Trecho da página:
☆ ☆ ☆
MotoGP

Bagnaia revela oferta para MotoGP em 2017, mas justifica opção pela Moto2: “Era melhor tentar vencer”

Recém-coroado campeão da Moto2, Francesco Bagnaia revelou que teve a opção de estrear na MotoGP já em 2017, mas optou por perseguir o título da classe intermediária. Italiano fechou com a Pramac ainda no início do ano e acredita que a definição precoce foi chave para a conquista deste ano
Warm Up / Redação GP, de São Paulo
 Francesco Bagnaia (Foto: VR46)
Francesco Bagnaia revelou que teve a opção de saltar para a MotoGP já em 2017.O italiano, no entanto, preferiu seguir na classe intermediária do Mundial de Motovelocidade para lutar pelo título.
 
Integrante da Academia de Pilotos VR46, Bagnaia fechou com a Pramac ainda no início deste ano, antes mesmo de conquistar sua primeira vitória na Moto2. E, no entender do italiano, esse foi um ponto chave para a conquista do último domingo.
Francesco Bagnaia conquistou o título da Moto2 em Sepang (Foto: VR46)
“Eu tive a possibilidade de ir para a MotoGP neste ano, mas eu achava que era melhor tentar vencer [o título da Moto2], porque o time era capaz de vencer, a moto era capaz, nós podíamos fazer um trabalho melhor do que no ano passado”, disse Bagnaia. “Eu assinei [com a Pramac] sem nenhuma vitória na Moto2 e as pessoas diziam: ‘Por que você vai para a MotoGP, você nunca venceu?’. Muitos jornalistas diziam isso”, recordou. 
 
“Foi óbvio assinar este ano, porque eu tinha uma boa oportunidade com a Ducati e a Pramac”, defendeu. “Eu achei que era melhor ter a mente limpa o ano todo, sem prensar no próximo ano. Acho que essa foi a chave, porque eu comecei o ano já com um contrato na MotoGP e fiquei completamente concentrado na Moto2”, seguiu.
 
O italiano afirmou que pretende abordar a estreia na MotoGP da mesma forma que fez com o debute na Moto2, mas admite que espera “começar do zero” na classe rainha.
 
“Subir para a MotoGP é como começar outra vez do zero, porque é algo completamente diferente. Você tem de começar a trabalhar mais na moto de novo”, apontou. “A Ducati me deu tudo que pedi e estava pressionando bastante para contar comigo, e isso é importante para começar uma nova aventura”, seguiu.
 
“Estou muito feliz em começar uma nova aventura, quero entender todas as coisas novas que tenho para aprender e fazer o meu melhor como no ano passado, o meu primeiro ano na MotoGP”, frisou. “Estou com os melhores pilotos do mundo, e pilotando com Valentino no mesmo momento. Isso é uma coisa grande”, concluiu.
☆ ☆ ☆
(Dados de análise de layout de documentos)

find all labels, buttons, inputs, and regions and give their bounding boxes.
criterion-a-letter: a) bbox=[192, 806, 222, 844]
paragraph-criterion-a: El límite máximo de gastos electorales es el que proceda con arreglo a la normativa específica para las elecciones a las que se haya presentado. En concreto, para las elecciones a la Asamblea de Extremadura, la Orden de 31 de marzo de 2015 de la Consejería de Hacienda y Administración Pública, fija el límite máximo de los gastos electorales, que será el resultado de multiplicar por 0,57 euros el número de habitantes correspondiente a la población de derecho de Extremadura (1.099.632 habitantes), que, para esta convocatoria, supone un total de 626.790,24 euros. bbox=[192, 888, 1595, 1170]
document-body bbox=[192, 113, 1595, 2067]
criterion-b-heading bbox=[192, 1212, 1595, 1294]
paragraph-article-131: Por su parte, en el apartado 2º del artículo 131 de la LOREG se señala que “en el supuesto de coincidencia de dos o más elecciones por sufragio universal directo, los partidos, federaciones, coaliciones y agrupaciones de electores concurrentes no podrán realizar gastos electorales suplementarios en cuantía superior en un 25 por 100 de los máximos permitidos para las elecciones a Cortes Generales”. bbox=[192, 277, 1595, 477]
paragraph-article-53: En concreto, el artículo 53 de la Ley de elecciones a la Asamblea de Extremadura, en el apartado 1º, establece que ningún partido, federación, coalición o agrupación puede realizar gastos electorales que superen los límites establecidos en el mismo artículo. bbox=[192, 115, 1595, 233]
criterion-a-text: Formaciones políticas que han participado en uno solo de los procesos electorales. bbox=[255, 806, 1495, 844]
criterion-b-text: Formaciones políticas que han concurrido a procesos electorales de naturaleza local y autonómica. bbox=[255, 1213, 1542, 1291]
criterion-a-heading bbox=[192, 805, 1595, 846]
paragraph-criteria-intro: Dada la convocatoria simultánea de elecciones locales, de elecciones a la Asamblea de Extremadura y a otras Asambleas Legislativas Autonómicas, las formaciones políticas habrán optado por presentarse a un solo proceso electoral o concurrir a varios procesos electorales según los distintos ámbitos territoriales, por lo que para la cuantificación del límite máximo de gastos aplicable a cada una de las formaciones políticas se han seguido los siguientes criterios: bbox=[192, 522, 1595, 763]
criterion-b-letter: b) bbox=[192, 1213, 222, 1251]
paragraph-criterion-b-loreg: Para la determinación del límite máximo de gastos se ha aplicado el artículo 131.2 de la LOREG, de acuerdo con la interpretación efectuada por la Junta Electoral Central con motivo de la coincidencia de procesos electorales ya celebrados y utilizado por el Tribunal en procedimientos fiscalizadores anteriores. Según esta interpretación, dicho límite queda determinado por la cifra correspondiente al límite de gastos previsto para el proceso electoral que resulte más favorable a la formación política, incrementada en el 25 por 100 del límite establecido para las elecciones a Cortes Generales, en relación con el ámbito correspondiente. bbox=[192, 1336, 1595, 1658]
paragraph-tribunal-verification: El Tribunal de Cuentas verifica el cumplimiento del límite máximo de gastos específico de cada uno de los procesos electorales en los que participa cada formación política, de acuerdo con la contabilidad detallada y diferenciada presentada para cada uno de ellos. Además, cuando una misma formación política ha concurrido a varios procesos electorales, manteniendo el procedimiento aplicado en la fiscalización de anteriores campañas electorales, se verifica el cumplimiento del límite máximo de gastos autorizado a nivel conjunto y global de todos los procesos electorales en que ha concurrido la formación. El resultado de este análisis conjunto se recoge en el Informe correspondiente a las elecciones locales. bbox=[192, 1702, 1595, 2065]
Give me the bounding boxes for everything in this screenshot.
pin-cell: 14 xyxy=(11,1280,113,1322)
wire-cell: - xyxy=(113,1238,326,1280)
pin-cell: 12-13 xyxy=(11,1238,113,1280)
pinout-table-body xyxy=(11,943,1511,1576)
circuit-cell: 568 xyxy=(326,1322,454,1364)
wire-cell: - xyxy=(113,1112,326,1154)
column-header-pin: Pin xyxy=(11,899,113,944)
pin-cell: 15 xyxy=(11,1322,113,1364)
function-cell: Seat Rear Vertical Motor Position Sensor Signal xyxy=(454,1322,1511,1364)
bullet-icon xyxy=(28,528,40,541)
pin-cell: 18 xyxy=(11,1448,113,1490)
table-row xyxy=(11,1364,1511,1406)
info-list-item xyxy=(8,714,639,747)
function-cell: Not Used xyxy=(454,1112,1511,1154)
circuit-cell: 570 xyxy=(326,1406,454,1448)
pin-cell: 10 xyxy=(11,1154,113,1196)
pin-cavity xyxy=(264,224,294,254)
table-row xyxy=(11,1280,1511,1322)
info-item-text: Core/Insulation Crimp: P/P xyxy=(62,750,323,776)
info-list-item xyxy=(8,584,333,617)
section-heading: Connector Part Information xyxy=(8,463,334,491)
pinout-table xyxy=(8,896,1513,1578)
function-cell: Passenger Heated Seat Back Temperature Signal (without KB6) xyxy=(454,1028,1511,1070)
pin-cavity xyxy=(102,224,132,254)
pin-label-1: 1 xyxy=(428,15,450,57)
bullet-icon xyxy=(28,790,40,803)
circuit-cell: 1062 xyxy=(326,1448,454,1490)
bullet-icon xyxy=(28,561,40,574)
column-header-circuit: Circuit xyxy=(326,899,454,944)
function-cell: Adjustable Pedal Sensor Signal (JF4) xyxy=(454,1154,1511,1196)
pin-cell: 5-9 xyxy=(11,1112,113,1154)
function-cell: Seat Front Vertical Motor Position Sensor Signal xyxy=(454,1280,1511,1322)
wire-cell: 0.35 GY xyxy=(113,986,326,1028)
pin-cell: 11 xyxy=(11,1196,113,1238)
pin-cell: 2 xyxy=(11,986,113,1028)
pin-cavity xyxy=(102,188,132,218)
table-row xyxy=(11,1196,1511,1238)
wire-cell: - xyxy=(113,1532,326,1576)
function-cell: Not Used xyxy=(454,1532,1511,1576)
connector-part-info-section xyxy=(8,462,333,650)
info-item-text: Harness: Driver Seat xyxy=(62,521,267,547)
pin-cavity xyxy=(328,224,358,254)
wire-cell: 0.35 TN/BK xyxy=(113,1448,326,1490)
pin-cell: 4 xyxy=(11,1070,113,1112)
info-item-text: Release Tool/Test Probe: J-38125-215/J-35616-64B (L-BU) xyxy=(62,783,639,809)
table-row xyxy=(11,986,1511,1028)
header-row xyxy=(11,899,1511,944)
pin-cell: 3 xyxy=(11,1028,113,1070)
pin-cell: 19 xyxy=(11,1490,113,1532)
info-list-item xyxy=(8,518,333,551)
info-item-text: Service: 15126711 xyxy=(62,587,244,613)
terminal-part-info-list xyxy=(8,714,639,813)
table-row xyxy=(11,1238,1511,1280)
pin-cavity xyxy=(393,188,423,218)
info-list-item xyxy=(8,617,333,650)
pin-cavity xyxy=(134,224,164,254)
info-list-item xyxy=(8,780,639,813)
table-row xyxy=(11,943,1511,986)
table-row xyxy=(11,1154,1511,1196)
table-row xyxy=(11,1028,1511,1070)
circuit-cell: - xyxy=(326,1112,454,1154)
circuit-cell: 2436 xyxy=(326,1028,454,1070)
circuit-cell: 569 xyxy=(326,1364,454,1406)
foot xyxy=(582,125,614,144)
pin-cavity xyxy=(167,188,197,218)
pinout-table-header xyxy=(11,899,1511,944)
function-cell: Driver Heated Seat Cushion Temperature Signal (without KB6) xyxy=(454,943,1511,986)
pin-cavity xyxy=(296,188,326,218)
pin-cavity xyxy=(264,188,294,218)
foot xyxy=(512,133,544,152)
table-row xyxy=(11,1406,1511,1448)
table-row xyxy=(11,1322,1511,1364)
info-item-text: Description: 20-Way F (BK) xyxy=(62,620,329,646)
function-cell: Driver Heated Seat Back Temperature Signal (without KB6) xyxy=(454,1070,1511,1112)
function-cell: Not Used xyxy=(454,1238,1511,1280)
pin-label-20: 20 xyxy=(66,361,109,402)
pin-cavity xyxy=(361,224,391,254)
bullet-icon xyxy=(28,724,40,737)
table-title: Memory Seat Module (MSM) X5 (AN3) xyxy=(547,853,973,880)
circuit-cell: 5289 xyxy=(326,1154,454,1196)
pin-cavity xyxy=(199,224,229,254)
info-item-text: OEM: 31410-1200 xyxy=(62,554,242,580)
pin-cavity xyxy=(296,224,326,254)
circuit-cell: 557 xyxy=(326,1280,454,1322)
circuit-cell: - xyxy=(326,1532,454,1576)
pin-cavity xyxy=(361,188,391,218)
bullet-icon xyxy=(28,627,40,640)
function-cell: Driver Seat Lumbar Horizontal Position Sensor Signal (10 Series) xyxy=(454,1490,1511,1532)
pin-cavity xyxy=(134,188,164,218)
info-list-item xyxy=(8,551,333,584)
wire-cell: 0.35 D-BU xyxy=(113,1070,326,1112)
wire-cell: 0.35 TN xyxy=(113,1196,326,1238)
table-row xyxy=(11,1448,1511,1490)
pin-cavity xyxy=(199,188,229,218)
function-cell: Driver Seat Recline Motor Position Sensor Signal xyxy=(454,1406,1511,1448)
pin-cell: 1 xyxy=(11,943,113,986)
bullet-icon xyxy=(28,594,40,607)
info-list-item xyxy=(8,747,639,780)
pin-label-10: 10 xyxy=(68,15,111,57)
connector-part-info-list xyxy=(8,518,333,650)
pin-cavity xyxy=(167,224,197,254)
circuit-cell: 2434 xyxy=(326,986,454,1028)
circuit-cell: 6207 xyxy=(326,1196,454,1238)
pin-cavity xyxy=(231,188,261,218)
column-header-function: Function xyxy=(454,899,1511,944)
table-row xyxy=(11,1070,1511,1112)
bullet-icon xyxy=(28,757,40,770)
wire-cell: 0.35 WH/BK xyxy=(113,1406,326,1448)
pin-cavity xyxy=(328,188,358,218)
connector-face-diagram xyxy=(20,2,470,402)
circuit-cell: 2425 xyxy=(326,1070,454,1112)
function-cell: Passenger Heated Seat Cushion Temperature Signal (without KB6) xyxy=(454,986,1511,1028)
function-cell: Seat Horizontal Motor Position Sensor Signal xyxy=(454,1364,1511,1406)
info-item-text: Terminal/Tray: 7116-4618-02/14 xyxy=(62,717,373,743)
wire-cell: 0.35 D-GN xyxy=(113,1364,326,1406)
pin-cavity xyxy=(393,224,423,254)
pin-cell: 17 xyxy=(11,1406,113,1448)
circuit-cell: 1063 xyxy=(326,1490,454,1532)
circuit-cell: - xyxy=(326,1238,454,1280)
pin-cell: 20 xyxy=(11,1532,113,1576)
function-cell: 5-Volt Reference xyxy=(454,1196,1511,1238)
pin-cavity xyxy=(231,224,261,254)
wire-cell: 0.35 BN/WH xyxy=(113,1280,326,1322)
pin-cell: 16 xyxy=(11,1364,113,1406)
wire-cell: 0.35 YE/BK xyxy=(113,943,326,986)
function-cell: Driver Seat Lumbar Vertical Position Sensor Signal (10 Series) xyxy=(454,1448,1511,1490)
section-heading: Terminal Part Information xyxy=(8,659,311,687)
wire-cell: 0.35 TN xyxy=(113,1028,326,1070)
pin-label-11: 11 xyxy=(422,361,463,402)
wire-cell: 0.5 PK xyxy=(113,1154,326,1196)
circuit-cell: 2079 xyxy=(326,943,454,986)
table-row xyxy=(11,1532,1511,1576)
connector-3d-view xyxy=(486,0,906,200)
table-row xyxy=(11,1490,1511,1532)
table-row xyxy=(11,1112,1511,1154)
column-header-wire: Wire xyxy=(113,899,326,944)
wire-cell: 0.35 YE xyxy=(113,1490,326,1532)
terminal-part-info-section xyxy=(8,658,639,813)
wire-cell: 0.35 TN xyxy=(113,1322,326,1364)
☆ ☆ ☆
Ações necessárias:
• 1. Copie do trecho da página a parte que vai de "Bagnaia revela oferta" até "do último domingo.".
• 2. Segundo o trecho da página, com qual equipe Bagnaia fechou ainda no início do ano?

Resultados por tarefa:
• 1.
Bagnaia revela oferta para MotoGP em 2017, mas justifica opção pela Moto2: “Era melhor tentar vencer”

Recém-coroado campeão da Moto2, Francesco Bagnaia revelou que teve a opção de estrear na MotoGP já em 2017, mas optou por perseguir o título da classe intermediária. Italiano fechou com a Pramac ainda no início do ano e acredita que a definição precoce foi chave para a conquista deste ano
Warm Up / Redação GP, de São Paulo
 Francesco Bagnaia (Foto: VR46)
Francesco Bagnaia revelou que teve a opção de saltar para a MotoGP já em 2017.O italiano, no entanto, preferiu seguir na classe intermediária do Mundial de Motovelocidade para lutar pelo título.
 
Integrante da Academia de Pilotos VR46, Bagnaia fechou com a Pramac ainda no início deste ano, antes mesmo de conquistar sua primeira vitória na Moto2. E, no entender do italiano, esse foi um ponto chave para a conquista do último domingo.

• 2. Com a Pramac.